DATA RECORDS →

** Start **

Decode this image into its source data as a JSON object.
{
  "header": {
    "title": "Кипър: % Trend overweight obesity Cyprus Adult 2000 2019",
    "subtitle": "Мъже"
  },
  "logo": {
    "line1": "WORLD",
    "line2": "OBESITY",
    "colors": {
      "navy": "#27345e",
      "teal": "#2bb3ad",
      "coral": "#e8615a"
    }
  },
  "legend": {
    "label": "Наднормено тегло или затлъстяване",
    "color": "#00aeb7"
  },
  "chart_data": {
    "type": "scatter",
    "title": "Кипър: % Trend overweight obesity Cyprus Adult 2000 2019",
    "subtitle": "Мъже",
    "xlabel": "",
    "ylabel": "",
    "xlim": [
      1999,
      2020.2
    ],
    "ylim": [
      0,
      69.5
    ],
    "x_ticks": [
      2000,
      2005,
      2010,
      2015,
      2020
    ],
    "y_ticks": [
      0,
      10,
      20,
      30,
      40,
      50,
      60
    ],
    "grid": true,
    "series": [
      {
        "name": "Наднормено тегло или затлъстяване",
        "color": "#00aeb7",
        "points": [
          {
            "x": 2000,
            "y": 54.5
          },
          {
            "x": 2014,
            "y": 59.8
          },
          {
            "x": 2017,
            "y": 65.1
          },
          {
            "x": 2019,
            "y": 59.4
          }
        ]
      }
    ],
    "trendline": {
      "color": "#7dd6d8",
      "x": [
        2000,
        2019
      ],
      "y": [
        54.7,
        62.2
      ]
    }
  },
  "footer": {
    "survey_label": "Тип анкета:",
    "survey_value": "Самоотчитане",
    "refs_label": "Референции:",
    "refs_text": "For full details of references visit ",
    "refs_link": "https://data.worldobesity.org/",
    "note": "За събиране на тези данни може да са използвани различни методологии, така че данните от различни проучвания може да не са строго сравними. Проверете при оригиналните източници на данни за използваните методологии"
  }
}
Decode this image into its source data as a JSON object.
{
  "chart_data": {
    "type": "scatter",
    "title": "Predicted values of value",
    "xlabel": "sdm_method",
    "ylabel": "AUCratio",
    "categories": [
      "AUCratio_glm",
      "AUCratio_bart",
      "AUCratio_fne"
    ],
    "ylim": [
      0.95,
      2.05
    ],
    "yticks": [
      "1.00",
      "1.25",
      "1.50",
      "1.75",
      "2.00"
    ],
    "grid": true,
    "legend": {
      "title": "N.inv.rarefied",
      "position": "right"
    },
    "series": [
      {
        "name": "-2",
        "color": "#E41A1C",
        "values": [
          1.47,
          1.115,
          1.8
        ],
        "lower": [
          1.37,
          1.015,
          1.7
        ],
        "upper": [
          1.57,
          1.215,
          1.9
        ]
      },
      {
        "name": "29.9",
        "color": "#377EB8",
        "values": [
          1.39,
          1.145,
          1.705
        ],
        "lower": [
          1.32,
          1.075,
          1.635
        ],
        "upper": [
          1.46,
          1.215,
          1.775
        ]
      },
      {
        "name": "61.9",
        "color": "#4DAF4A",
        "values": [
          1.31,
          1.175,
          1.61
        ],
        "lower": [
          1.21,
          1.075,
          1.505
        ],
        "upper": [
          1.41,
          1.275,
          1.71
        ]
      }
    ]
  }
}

** End **

WHAT THE TASK REQUIRES → How many of the lines above include the string "тегло"? Reply with the number by itself.

ANSWER TO THIS PROBLEM → 2